▶ [Record excerpts]
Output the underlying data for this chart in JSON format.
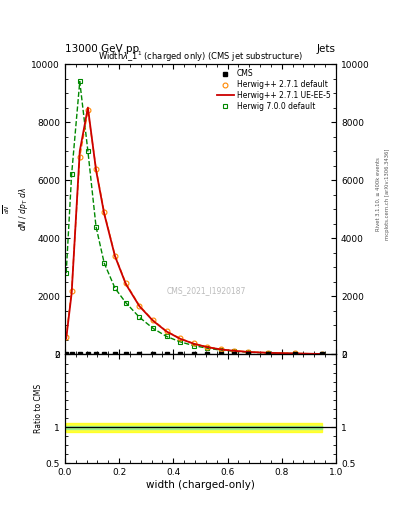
{
  "title_top": "13000 GeV pp",
  "title_right": "Jets",
  "xlabel": "width (charged-only)",
  "ylabel_ratio": "Ratio to CMS",
  "watermark": "CMS_2021_I1920187",
  "right_label1": "Rivet 3.1.10, ≥ 400k events",
  "right_label2": "mcplots.cern.ch [arXiv:1306.3436]",
  "xlim": [
    0,
    1
  ],
  "ylim_main": [
    0,
    10000
  ],
  "ylim_ratio": [
    0.5,
    2.0
  ],
  "yticks_main": [
    0,
    2000,
    4000,
    6000,
    8000,
    10000
  ],
  "herwig271_x": [
    0.005,
    0.025,
    0.055,
    0.085,
    0.115,
    0.145,
    0.185,
    0.225,
    0.275,
    0.325,
    0.375,
    0.425,
    0.475,
    0.525,
    0.575,
    0.625,
    0.675,
    0.75,
    0.85,
    0.95
  ],
  "herwig271_y": [
    600,
    2200,
    6800,
    8400,
    6400,
    4900,
    3400,
    2450,
    1680,
    1180,
    800,
    550,
    380,
    260,
    178,
    128,
    90,
    58,
    36,
    18
  ],
  "herwig271ue_x": [
    0.005,
    0.025,
    0.055,
    0.085,
    0.115,
    0.145,
    0.185,
    0.225,
    0.275,
    0.325,
    0.375,
    0.425,
    0.475,
    0.525,
    0.575,
    0.625,
    0.675,
    0.75,
    0.85,
    0.95
  ],
  "herwig271ue_y": [
    550,
    2100,
    7000,
    8500,
    6350,
    4850,
    3380,
    2420,
    1660,
    1160,
    790,
    540,
    370,
    252,
    173,
    124,
    87,
    56,
    34,
    16
  ],
  "herwig700_x": [
    0.005,
    0.025,
    0.055,
    0.085,
    0.115,
    0.145,
    0.185,
    0.225,
    0.275,
    0.325,
    0.375,
    0.425,
    0.475,
    0.525,
    0.575,
    0.625,
    0.675,
    0.75,
    0.85,
    0.95
  ],
  "herwig700_y": [
    2800,
    6200,
    9400,
    7000,
    4400,
    3150,
    2280,
    1780,
    1280,
    900,
    620,
    435,
    305,
    215,
    150,
    112,
    78,
    50,
    32,
    15
  ],
  "cms_x": [
    0.005,
    0.025,
    0.055,
    0.085,
    0.115,
    0.145,
    0.185,
    0.225,
    0.275,
    0.325,
    0.375,
    0.425,
    0.475,
    0.525,
    0.575,
    0.625,
    0.675,
    0.75,
    0.85,
    0.95
  ],
  "cms_y": [
    0,
    0,
    0,
    0,
    0,
    0,
    0,
    0,
    0,
    0,
    0,
    0,
    0,
    0,
    0,
    0,
    0,
    0,
    0,
    0
  ],
  "color_cms": "#000000",
  "color_herwig271": "#FF8800",
  "color_herwig271ue": "#CC0000",
  "color_herwig700": "#008800",
  "bg_color": "#ffffff",
  "ratio_yellow_lo": 0.935,
  "ratio_yellow_hi": 1.055,
  "ratio_green_lo": 0.975,
  "ratio_green_hi": 1.015
}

▶ [Stated task] Restate the data above word for word. Skip every picture.

▶ [Answer below]
Output the underlying data for this chart in JSON format.
{
  "title_top": "13000 GeV pp",
  "title_right": "Jets",
  "xlabel": "width (charged-only)",
  "ylabel_ratio": "Ratio to CMS",
  "watermark": "CMS_2021_I1920187",
  "right_label1": "Rivet 3.1.10, ≥ 400k events",
  "right_label2": "mcplots.cern.ch [arXiv:1306.3436]",
  "xlim": [
    0,
    1
  ],
  "ylim_main": [
    0,
    10000
  ],
  "ylim_ratio": [
    0.5,
    2.0
  ],
  "yticks_main": [
    0,
    2000,
    4000,
    6000,
    8000,
    10000
  ],
  "herwig271_x": [
    0.005,
    0.025,
    0.055,
    0.085,
    0.115,
    0.145,
    0.185,
    0.225,
    0.275,
    0.325,
    0.375,
    0.425,
    0.475,
    0.525,
    0.575,
    0.625,
    0.675,
    0.75,
    0.85,
    0.95
  ],
  "herwig271_y": [
    600,
    2200,
    6800,
    8400,
    6400,
    4900,
    3400,
    2450,
    1680,
    1180,
    800,
    550,
    380,
    260,
    178,
    128,
    90,
    58,
    36,
    18
  ],
  "herwig271ue_x": [
    0.005,
    0.025,
    0.055,
    0.085,
    0.115,
    0.145,
    0.185,
    0.225,
    0.275,
    0.325,
    0.375,
    0.425,
    0.475,
    0.525,
    0.575,
    0.625,
    0.675,
    0.75,
    0.85,
    0.95
  ],
  "herwig271ue_y": [
    550,
    2100,
    7000,
    8500,
    6350,
    4850,
    3380,
    2420,
    1660,
    1160,
    790,
    540,
    370,
    252,
    173,
    124,
    87,
    56,
    34,
    16
  ],
  "herwig700_x": [
    0.005,
    0.025,
    0.055,
    0.085,
    0.115,
    0.145,
    0.185,
    0.225,
    0.275,
    0.325,
    0.375,
    0.425,
    0.475,
    0.525,
    0.575,
    0.625,
    0.675,
    0.75,
    0.85,
    0.95
  ],
  "herwig700_y": [
    2800,
    6200,
    9400,
    7000,
    4400,
    3150,
    2280,
    1780,
    1280,
    900,
    620,
    435,
    305,
    215,
    150,
    112,
    78,
    50,
    32,
    15
  ],
  "cms_x": [
    0.005,
    0.025,
    0.055,
    0.085,
    0.115,
    0.145,
    0.185,
    0.225,
    0.275,
    0.325,
    0.375,
    0.425,
    0.475,
    0.525,
    0.575,
    0.625,
    0.675,
    0.75,
    0.85,
    0.95
  ],
  "cms_y": [
    0,
    0,
    0,
    0,
    0,
    0,
    0,
    0,
    0,
    0,
    0,
    0,
    0,
    0,
    0,
    0,
    0,
    0,
    0,
    0
  ],
  "color_cms": "#000000",
  "color_herwig271": "#FF8800",
  "color_herwig271ue": "#CC0000",
  "color_herwig700": "#008800",
  "bg_color": "#ffffff",
  "ratio_yellow_lo": 0.935,
  "ratio_yellow_hi": 1.055,
  "ratio_green_lo": 0.975,
  "ratio_green_hi": 1.015
}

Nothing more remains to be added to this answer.